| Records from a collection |
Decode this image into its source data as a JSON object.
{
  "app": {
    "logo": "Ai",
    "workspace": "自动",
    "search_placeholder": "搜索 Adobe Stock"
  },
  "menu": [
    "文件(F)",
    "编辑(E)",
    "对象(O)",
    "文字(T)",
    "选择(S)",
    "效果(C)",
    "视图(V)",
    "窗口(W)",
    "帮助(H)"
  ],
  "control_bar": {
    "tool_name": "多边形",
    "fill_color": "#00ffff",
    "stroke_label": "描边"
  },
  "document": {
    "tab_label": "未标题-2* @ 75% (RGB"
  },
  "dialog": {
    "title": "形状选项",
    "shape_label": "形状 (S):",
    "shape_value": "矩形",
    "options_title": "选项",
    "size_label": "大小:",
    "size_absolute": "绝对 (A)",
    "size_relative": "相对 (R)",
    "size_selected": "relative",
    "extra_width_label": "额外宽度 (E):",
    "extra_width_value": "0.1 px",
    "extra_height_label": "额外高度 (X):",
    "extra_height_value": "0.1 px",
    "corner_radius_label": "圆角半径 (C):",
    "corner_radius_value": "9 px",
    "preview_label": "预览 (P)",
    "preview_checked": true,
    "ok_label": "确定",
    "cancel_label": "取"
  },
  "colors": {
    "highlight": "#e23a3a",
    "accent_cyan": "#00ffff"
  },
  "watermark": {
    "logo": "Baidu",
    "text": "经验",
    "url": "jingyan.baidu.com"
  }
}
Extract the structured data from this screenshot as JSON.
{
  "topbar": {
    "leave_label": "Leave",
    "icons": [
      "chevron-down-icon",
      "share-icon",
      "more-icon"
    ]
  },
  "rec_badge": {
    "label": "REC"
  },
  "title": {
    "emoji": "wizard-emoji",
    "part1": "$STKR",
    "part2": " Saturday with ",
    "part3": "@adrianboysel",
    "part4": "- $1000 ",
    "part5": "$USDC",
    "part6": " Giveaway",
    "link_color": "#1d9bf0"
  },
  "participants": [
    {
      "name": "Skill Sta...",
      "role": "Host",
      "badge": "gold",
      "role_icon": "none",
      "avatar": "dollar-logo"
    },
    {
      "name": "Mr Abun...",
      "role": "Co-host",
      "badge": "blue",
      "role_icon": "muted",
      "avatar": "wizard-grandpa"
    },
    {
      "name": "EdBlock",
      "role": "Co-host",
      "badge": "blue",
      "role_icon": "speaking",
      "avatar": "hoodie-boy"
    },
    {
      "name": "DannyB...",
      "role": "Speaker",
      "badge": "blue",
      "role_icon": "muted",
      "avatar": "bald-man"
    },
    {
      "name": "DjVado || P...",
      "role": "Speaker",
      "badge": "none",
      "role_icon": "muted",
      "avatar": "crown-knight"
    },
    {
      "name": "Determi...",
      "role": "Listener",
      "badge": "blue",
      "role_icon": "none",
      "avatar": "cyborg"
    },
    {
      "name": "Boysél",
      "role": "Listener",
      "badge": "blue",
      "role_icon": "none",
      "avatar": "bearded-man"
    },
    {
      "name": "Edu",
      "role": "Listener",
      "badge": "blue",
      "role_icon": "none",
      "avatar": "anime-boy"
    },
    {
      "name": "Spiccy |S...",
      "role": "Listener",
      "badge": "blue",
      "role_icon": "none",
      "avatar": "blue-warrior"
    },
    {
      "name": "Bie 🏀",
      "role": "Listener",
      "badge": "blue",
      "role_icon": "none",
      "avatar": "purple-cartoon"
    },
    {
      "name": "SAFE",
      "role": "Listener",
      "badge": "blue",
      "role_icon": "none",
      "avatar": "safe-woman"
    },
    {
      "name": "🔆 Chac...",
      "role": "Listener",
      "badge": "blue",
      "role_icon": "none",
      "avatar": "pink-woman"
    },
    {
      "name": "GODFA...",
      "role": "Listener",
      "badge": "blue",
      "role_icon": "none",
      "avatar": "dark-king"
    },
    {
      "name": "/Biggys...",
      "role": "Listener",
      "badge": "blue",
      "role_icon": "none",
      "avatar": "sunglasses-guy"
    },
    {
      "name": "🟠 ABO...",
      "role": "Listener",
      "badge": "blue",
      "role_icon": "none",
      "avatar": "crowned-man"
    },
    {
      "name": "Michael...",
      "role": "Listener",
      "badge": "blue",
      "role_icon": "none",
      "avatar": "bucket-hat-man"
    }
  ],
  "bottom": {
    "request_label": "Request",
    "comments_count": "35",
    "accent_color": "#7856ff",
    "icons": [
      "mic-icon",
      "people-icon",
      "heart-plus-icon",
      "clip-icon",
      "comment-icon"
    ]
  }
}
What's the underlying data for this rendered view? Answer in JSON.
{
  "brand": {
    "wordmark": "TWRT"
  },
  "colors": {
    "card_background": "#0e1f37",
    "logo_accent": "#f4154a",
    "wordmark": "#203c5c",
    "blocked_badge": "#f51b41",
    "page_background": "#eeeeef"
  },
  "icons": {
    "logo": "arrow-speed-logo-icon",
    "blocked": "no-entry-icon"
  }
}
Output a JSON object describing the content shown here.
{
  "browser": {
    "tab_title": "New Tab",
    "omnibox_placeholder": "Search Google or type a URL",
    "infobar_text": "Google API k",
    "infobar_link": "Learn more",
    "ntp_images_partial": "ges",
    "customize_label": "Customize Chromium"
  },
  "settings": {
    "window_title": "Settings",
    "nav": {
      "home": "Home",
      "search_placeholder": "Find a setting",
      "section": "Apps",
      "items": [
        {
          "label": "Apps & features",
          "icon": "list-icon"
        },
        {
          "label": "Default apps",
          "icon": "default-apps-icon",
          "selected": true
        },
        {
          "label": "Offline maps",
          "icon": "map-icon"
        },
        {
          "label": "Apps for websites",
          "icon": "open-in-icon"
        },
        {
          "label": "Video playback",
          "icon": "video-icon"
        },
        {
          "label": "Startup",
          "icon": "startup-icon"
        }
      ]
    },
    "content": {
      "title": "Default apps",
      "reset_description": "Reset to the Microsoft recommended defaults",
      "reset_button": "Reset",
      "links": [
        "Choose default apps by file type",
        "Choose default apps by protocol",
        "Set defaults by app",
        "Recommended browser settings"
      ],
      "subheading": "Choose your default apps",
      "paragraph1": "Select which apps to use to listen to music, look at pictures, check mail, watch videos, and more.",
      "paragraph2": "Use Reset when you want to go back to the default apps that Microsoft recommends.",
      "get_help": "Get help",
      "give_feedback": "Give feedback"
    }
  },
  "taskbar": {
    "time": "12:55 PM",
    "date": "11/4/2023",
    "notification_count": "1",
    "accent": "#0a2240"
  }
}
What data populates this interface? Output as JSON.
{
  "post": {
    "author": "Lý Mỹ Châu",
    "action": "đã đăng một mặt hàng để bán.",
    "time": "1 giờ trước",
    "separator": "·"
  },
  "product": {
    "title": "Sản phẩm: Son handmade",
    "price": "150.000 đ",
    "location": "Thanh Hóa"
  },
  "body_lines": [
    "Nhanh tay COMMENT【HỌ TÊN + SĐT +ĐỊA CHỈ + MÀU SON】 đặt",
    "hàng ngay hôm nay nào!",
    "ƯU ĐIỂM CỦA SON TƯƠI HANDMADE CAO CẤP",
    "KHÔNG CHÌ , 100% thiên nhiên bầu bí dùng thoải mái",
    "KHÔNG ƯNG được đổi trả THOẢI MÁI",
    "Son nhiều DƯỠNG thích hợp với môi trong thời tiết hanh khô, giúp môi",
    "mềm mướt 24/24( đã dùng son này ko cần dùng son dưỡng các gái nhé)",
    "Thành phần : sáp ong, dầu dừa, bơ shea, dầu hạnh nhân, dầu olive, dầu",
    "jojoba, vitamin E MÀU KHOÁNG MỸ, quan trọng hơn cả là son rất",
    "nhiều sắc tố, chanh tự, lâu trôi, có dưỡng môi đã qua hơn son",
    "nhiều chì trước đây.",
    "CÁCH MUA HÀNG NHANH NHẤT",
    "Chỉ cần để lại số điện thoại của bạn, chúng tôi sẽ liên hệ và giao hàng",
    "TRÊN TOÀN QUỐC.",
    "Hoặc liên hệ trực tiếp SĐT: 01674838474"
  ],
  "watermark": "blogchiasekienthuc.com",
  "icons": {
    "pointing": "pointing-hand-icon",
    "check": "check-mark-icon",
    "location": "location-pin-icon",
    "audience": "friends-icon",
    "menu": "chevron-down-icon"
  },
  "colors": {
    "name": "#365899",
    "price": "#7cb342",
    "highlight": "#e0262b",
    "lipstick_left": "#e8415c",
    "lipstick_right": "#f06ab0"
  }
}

| Your task |
Of all the lines in the listing above, how many contain the word "data"? Answer with the number alone.

| Response |
4